-- Begin Supplied material --
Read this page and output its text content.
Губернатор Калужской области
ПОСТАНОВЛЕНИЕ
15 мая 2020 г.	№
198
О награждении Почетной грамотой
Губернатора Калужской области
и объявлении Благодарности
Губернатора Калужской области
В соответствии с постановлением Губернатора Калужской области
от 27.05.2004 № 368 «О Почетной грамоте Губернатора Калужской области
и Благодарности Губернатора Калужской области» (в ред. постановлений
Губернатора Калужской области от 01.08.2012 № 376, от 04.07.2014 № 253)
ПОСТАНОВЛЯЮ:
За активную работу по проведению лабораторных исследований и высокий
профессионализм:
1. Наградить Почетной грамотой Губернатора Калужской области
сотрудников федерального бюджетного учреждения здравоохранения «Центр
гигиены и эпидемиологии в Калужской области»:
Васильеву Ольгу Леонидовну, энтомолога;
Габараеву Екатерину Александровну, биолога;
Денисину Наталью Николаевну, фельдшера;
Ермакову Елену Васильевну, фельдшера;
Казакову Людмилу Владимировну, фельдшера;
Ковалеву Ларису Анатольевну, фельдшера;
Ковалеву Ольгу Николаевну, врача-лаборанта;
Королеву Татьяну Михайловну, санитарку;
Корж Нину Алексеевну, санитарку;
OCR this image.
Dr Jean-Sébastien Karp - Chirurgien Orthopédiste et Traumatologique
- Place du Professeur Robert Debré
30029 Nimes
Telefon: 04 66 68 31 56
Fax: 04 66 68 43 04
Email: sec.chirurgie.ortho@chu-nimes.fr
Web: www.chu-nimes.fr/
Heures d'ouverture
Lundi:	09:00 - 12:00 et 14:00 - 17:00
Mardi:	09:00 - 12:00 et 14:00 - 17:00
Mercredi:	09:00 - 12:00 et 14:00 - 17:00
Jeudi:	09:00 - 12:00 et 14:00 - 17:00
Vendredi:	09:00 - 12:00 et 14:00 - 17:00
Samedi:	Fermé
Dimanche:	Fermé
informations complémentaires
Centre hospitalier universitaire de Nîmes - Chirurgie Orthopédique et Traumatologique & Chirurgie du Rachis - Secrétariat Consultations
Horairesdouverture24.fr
-- End Supplied material --
* [What to produce] Check each line of the records for "Почетной" and copy the ones that contain it.

* [Solution]
О награждении Почетной грамотой
от 27.05.2004 № 368 «О Почетной грамоте Губернатора Калужской области
1. Наградить Почетной грамотой Губернатора Калужской области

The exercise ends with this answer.